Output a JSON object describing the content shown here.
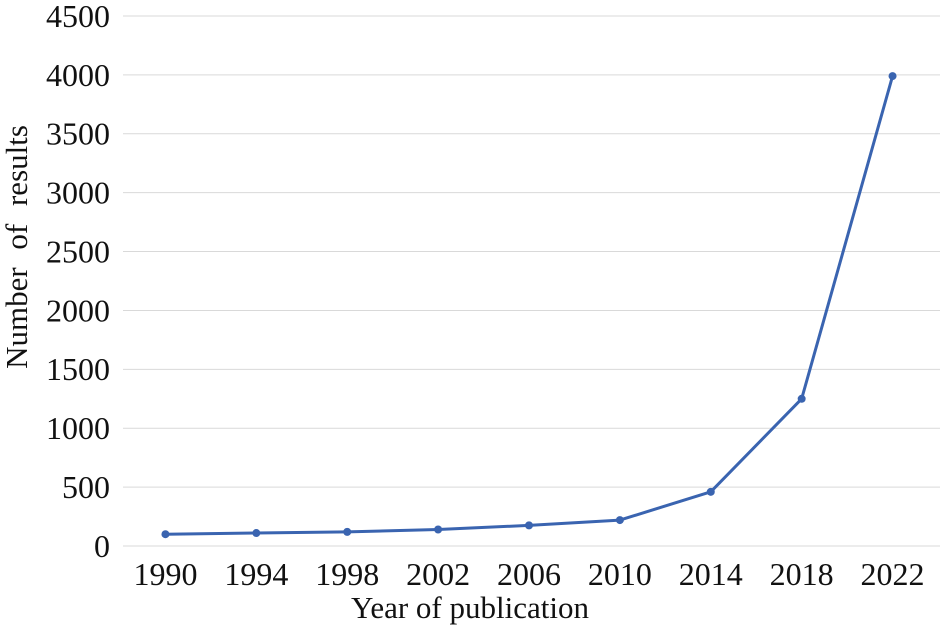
{
  "figure": {
    "background": "#ffffff"
  },
  "chart_data": {
    "type": "line",
    "title": "",
    "xlabel": "Year of publication",
    "ylabel": "Number of results",
    "categories": [
      "1990",
      "1994",
      "1998",
      "2002",
      "2006",
      "2010",
      "2014",
      "2018",
      "2022"
    ],
    "series": [
      {
        "name": "Number of results",
        "values": [
          100,
          110,
          120,
          140,
          175,
          220,
          460,
          1250,
          3990
        ],
        "color": "#3A64B0",
        "marker": "circle"
      }
    ],
    "ylim": [
      0,
      4500
    ],
    "yticks": [
      0,
      500,
      1000,
      1500,
      2000,
      2500,
      3000,
      3500,
      4000,
      4500
    ],
    "grid": "horizontal",
    "gridline_color": "#D9D9D9",
    "legend": "none",
    "text_color": "#111111"
  }
}
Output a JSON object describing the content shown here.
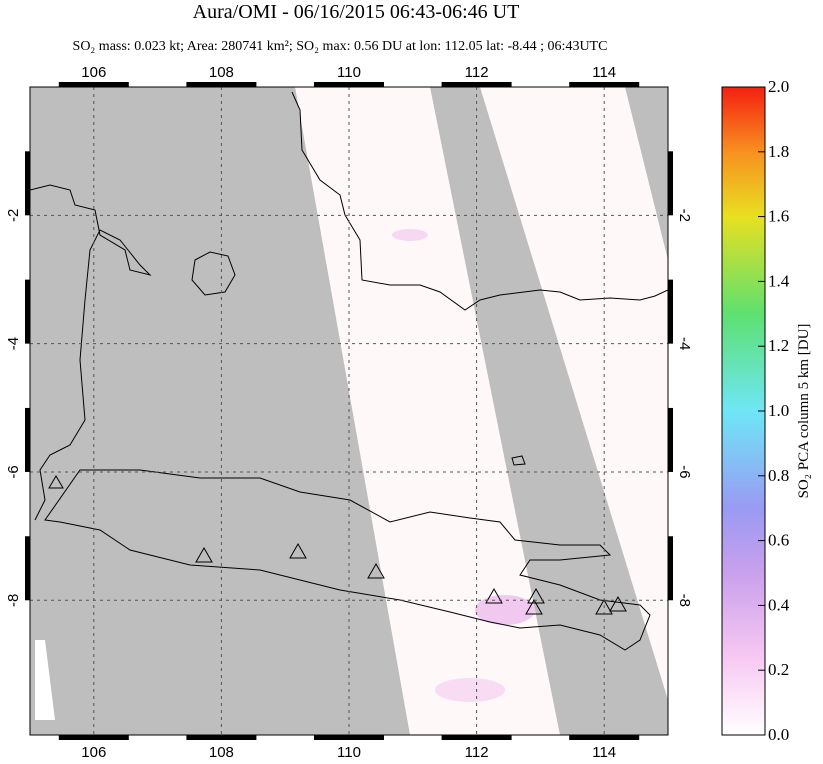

___

== WHAT TO PRODUCE ==
Restate each entry word for word, leaving out any pictures.

== THE RESULT ==
Output a JSON object describing the content shown here.
{
  "figure": {
    "background": "#ffffff"
  },
  "chart_data": {
    "type": "line",
    "title": "",
    "xlabel": "Year of publication",
    "ylabel": "Number of results",
    "categories": [
      "1990",
      "1994",
      "1998",
      "2002",
      "2006",
      "2010",
      "2014",
      "2018",
      "2022"
    ],
    "series": [
      {
        "name": "Number of results",
        "values": [
          100,
          110,
          120,
          140,
          175,
          220,
          460,
          1250,
          3990
        ],
        "color": "#3A64B0",
        "marker": "circle"
      }
    ],
    "ylim": [
      0,
      4500
    ],
    "yticks": [
      0,
      500,
      1000,
      1500,
      2000,
      2500,
      3000,
      3500,
      4000,
      4500
    ],
    "grid": "horizontal",
    "gridline_color": "#D9D9D9",
    "legend": "none",
    "text_color": "#111111"
  }
}
Output a JSON object describing the content shown here.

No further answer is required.